** Aim **
Images are excluded; otherwise, output every record exactly.

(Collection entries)
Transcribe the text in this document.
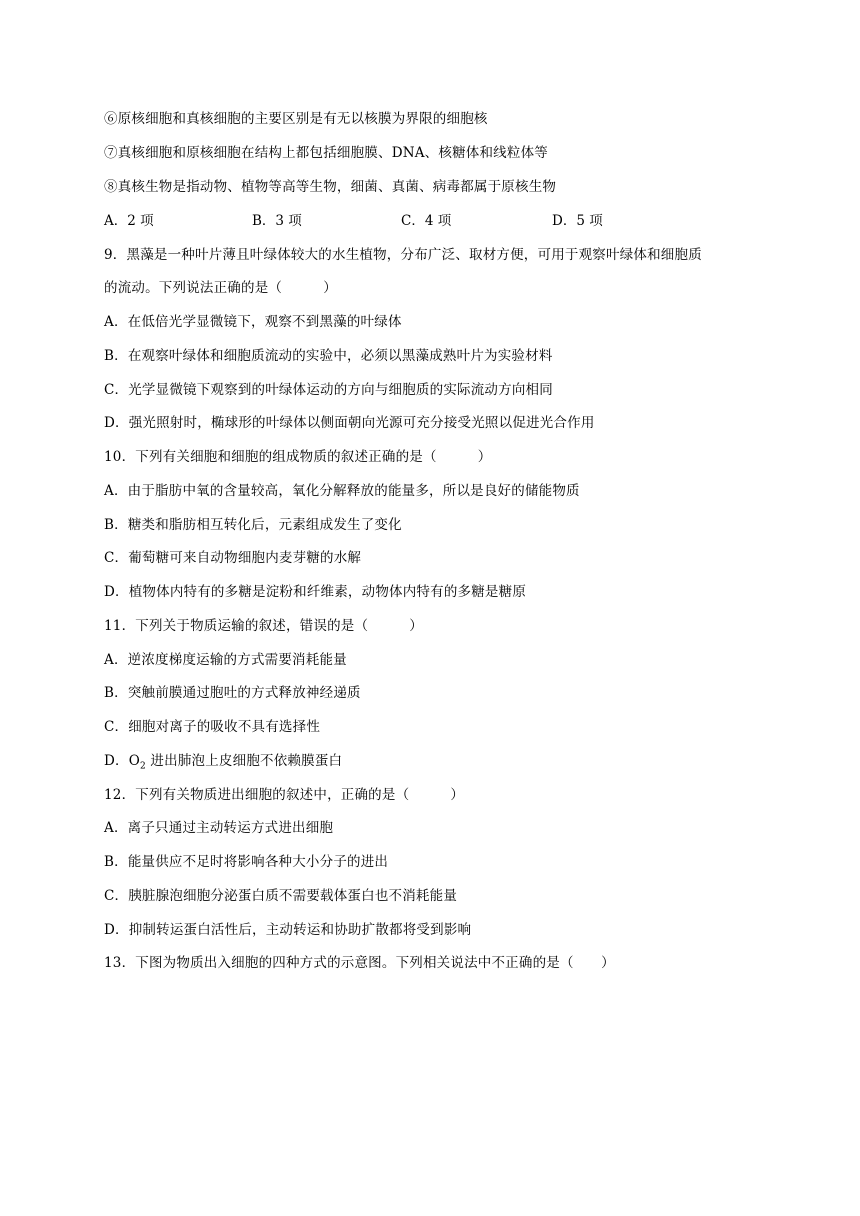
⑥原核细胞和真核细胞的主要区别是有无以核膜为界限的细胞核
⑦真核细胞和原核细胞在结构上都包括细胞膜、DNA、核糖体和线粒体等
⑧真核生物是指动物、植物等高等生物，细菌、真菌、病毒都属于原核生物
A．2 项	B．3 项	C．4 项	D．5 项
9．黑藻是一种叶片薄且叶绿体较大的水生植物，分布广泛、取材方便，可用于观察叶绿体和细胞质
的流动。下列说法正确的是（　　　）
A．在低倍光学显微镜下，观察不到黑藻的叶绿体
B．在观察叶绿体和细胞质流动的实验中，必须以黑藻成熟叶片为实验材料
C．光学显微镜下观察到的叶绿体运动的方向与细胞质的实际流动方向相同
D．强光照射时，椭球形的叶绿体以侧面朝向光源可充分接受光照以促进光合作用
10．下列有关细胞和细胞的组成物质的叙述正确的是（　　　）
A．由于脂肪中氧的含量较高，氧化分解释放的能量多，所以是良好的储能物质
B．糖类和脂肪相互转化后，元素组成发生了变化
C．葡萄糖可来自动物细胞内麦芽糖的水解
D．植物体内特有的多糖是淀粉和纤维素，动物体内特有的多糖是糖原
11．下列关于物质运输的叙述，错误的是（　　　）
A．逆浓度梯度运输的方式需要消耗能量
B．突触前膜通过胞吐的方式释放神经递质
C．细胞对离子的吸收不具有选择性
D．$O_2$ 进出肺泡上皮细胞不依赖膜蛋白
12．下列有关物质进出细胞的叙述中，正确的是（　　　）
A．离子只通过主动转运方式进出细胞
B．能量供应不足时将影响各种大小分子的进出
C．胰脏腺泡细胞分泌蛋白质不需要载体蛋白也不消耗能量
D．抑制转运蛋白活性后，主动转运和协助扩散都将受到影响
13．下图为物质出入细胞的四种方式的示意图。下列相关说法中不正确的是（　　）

** The solution **
Transcribe the text in this document.
⑥原核细胞和真核细胞的主要区别是有无以核膜为界限的细胞核
⑦真核细胞和原核细胞在结构上都包括细胞膜、DNA、核糖体和线粒体等
⑧真核生物是指动物、植物等高等生物，细菌、真菌、病毒都属于原核生物
A．2 项	B．3 项	C．4 项	D．5 项
9．黑藻是一种叶片薄且叶绿体较大的水生植物，分布广泛、取材方便，可用于观察叶绿体和细胞质
的流动。下列说法正确的是（　　　）
A．在低倍光学显微镜下，观察不到黑藻的叶绿体
B．在观察叶绿体和细胞质流动的实验中，必须以黑藻成熟叶片为实验材料
C．光学显微镜下观察到的叶绿体运动的方向与细胞质的实际流动方向相同
D．强光照射时，椭球形的叶绿体以侧面朝向光源可充分接受光照以促进光合作用
10．下列有关细胞和细胞的组成物质的叙述正确的是（　　　）
A．由于脂肪中氧的含量较高，氧化分解释放的能量多，所以是良好的储能物质
B．糖类和脂肪相互转化后，元素组成发生了变化
C．葡萄糖可来自动物细胞内麦芽糖的水解
D．植物体内特有的多糖是淀粉和纤维素，动物体内特有的多糖是糖原
11．下列关于物质运输的叙述，错误的是（　　　）
A．逆浓度梯度运输的方式需要消耗能量
B．突触前膜通过胞吐的方式释放神经递质
C．细胞对离子的吸收不具有选择性
D．$O_2$ 进出肺泡上皮细胞不依赖膜蛋白
12．下列有关物质进出细胞的叙述中，正确的是（　　　）
A．离子只通过主动转运方式进出细胞
B．能量供应不足时将影响各种大小分子的进出
C．胰脏腺泡细胞分泌蛋白质不需要载体蛋白也不消耗能量
D．抑制转运蛋白活性后，主动转运和协助扩散都将受到影响
13．下图为物质出入细胞的四种方式的示意图。下列相关说法中不正确的是（　　）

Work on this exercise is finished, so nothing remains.